From the listing that follows, output everything exactly except the pictures.

[Dataset records]
— Start —
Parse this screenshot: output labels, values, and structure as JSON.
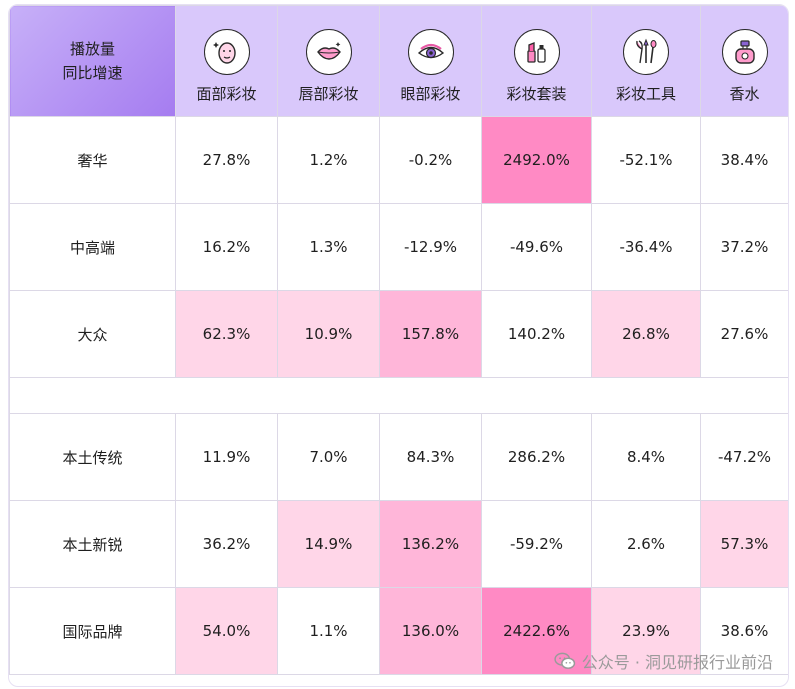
{
  "chart_data": {
    "type": "table",
    "corner_header": [
      "播放量",
      "同比增速"
    ],
    "columns": [
      {
        "label": "面部彩妆",
        "icon": "face-mask-icon"
      },
      {
        "label": "唇部彩妆",
        "icon": "lips-icon"
      },
      {
        "label": "眼部彩妆",
        "icon": "eye-icon"
      },
      {
        "label": "彩妆套装",
        "icon": "makeup-set-icon"
      },
      {
        "label": "彩妆工具",
        "icon": "brushes-icon"
      },
      {
        "label": "香水",
        "icon": "perfume-icon"
      }
    ],
    "groups": [
      {
        "rows": [
          {
            "label": "奢华",
            "values": [
              "27.8%",
              "1.2%",
              "-0.2%",
              "2492.0%",
              "-52.1%",
              "38.4%"
            ],
            "colors": [
              "#ffffff",
              "#ffffff",
              "#ffffff",
              "#ff8ac4",
              "#ffffff",
              "#ffffff"
            ]
          },
          {
            "label": "中高端",
            "values": [
              "16.2%",
              "1.3%",
              "-12.9%",
              "-49.6%",
              "-36.4%",
              "37.2%"
            ],
            "colors": [
              "#ffffff",
              "#ffffff",
              "#ffffff",
              "#ffffff",
              "#ffffff",
              "#ffffff"
            ]
          },
          {
            "label": "大众",
            "values": [
              "62.3%",
              "10.9%",
              "157.8%",
              "140.2%",
              "26.8%",
              "27.6%"
            ],
            "colors": [
              "#ffd6e8",
              "#ffd6e8",
              "#ffb6d9",
              "#ffffff",
              "#ffd6e8",
              "#ffffff"
            ]
          }
        ]
      },
      {
        "rows": [
          {
            "label": "本土传统",
            "values": [
              "11.9%",
              "7.0%",
              "84.3%",
              "286.2%",
              "8.4%",
              "-47.2%"
            ],
            "colors": [
              "#ffffff",
              "#ffffff",
              "#ffffff",
              "#ffffff",
              "#ffffff",
              "#ffffff"
            ]
          },
          {
            "label": "本土新锐",
            "values": [
              "36.2%",
              "14.9%",
              "136.2%",
              "-59.2%",
              "2.6%",
              "57.3%"
            ],
            "colors": [
              "#ffffff",
              "#ffd6e8",
              "#ffb6d9",
              "#ffffff",
              "#ffffff",
              "#ffd6e8"
            ]
          },
          {
            "label": "国际品牌",
            "values": [
              "54.0%",
              "1.1%",
              "136.0%",
              "2422.6%",
              "23.9%",
              "38.6%"
            ],
            "colors": [
              "#ffd6e8",
              "#ffffff",
              "#ffb6d9",
              "#ff8ac4",
              "#ffd6e8",
              "#ffffff"
            ]
          }
        ]
      }
    ]
  },
  "colors": {
    "header_bg": "#d9c8fb",
    "corner_bg": "#a57cf0",
    "grid": "#dcd8e6"
  },
  "watermark": {
    "text": "公众号 · 洞见研报行业前沿",
    "icon": "wechat-icon"
  }
}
— End —
ANSWER BELOW »
Parse this screenshot: output labels, values, and structure as JSON.
{
  "chart_data": {
    "type": "table",
    "corner_header": [
      "播放量",
      "同比增速"
    ],
    "columns": [
      {
        "label": "面部彩妆",
        "icon": "face-mask-icon"
      },
      {
        "label": "唇部彩妆",
        "icon": "lips-icon"
      },
      {
        "label": "眼部彩妆",
        "icon": "eye-icon"
      },
      {
        "label": "彩妆套装",
        "icon": "makeup-set-icon"
      },
      {
        "label": "彩妆工具",
        "icon": "brushes-icon"
      },
      {
        "label": "香水",
        "icon": "perfume-icon"
      }
    ],
    "groups": [
      {
        "rows": [
          {
            "label": "奢华",
            "values": [
              "27.8%",
              "1.2%",
              "-0.2%",
              "2492.0%",
              "-52.1%",
              "38.4%"
            ],
            "colors": [
              "#ffffff",
              "#ffffff",
              "#ffffff",
              "#ff8ac4",
              "#ffffff",
              "#ffffff"
            ]
          },
          {
            "label": "中高端",
            "values": [
              "16.2%",
              "1.3%",
              "-12.9%",
              "-49.6%",
              "-36.4%",
              "37.2%"
            ],
            "colors": [
              "#ffffff",
              "#ffffff",
              "#ffffff",
              "#ffffff",
              "#ffffff",
              "#ffffff"
            ]
          },
          {
            "label": "大众",
            "values": [
              "62.3%",
              "10.9%",
              "157.8%",
              "140.2%",
              "26.8%",
              "27.6%"
            ],
            "colors": [
              "#ffd6e8",
              "#ffd6e8",
              "#ffb6d9",
              "#ffffff",
              "#ffd6e8",
              "#ffffff"
            ]
          }
        ]
      },
      {
        "rows": [
          {
            "label": "本土传统",
            "values": [
              "11.9%",
              "7.0%",
              "84.3%",
              "286.2%",
              "8.4%",
              "-47.2%"
            ],
            "colors": [
              "#ffffff",
              "#ffffff",
              "#ffffff",
              "#ffffff",
              "#ffffff",
              "#ffffff"
            ]
          },
          {
            "label": "本土新锐",
            "values": [
              "36.2%",
              "14.9%",
              "136.2%",
              "-59.2%",
              "2.6%",
              "57.3%"
            ],
            "colors": [
              "#ffffff",
              "#ffd6e8",
              "#ffb6d9",
              "#ffffff",
              "#ffffff",
              "#ffd6e8"
            ]
          },
          {
            "label": "国际品牌",
            "values": [
              "54.0%",
              "1.1%",
              "136.0%",
              "2422.6%",
              "23.9%",
              "38.6%"
            ],
            "colors": [
              "#ffd6e8",
              "#ffffff",
              "#ffb6d9",
              "#ff8ac4",
              "#ffd6e8",
              "#ffffff"
            ]
          }
        ]
      }
    ]
  },
  "colors": {
    "header_bg": "#d9c8fb",
    "corner_bg": "#a57cf0",
    "grid": "#dcd8e6"
  },
  "watermark": {
    "text": "公众号 · 洞见研报行业前沿",
    "icon": "wechat-icon"
  }
}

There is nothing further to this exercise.